Which lines hold the string "relative"? Copy every one of them.
*** STORED DATA
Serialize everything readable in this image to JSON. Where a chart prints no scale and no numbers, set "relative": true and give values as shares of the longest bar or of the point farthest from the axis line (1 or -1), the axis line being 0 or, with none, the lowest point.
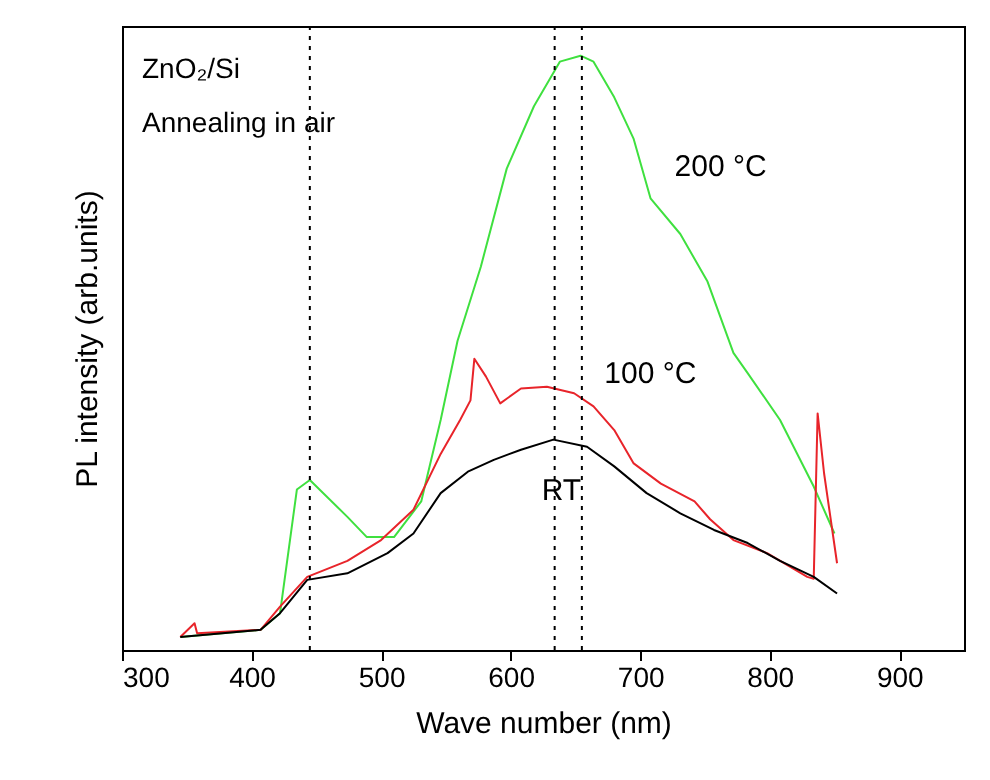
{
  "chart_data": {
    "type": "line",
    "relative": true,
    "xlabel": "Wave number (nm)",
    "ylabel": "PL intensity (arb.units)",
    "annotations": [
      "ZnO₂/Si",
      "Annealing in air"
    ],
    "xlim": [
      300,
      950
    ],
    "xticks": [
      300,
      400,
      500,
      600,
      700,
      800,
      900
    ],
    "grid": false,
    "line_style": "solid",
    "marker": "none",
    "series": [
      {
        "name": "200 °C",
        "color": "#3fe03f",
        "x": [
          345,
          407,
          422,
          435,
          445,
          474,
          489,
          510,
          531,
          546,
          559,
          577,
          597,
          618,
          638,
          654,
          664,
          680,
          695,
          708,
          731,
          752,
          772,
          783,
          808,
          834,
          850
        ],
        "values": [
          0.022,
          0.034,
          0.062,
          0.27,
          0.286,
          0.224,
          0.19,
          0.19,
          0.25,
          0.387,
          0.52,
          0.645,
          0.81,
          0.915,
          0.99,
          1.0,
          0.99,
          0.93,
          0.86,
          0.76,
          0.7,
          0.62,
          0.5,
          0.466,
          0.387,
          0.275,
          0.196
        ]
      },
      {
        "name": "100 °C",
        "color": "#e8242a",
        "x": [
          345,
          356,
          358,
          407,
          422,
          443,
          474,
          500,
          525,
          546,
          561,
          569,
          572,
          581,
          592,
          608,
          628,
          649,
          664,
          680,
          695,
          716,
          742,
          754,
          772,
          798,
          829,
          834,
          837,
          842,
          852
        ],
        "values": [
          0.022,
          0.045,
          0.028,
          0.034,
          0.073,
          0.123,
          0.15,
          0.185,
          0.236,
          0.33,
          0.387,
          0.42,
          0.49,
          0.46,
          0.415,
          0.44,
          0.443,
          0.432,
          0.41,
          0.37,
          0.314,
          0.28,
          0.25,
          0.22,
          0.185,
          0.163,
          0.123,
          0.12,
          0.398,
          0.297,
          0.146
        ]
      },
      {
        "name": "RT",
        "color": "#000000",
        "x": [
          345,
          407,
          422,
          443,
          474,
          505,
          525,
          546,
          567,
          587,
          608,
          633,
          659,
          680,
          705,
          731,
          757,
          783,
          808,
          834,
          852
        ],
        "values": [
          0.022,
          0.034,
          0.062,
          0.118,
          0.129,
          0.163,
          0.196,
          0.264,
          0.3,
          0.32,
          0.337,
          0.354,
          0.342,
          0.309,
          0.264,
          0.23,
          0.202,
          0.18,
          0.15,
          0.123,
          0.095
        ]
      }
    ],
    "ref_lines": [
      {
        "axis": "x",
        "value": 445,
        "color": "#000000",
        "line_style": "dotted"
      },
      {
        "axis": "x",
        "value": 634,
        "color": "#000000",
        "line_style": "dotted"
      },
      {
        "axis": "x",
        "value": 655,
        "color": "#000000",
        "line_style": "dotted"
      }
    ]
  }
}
******
*** STORED DATA
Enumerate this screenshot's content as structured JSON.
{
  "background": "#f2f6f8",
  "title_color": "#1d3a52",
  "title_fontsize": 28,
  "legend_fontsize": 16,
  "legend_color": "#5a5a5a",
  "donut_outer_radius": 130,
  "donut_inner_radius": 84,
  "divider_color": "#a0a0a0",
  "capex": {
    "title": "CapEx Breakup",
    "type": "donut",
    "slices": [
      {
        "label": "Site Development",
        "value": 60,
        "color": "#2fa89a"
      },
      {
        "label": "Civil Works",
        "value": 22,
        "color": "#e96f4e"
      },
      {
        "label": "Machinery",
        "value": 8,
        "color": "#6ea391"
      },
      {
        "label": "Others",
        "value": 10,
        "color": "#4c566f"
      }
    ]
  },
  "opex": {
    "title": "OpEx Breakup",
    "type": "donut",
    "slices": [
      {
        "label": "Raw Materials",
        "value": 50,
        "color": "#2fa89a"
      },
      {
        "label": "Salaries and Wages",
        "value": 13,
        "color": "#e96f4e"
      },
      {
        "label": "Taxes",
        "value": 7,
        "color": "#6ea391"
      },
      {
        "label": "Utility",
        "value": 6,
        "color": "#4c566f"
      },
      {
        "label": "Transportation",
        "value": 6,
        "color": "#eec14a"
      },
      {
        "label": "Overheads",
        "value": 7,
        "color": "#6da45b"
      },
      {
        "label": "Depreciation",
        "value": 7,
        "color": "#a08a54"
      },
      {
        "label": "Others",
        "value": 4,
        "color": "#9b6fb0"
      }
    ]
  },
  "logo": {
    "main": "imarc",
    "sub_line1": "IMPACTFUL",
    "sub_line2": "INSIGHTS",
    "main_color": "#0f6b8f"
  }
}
******
FINAL RESULT:
Serialize everything readable in this image to JSON. Where a chart prints no scale and no numbers, set "relative": true and give values as shares of the longest bar or of the point farthest from the axis line (1 or -1), the axis line being 0 or, with none, the lowest point.
    "relative": true,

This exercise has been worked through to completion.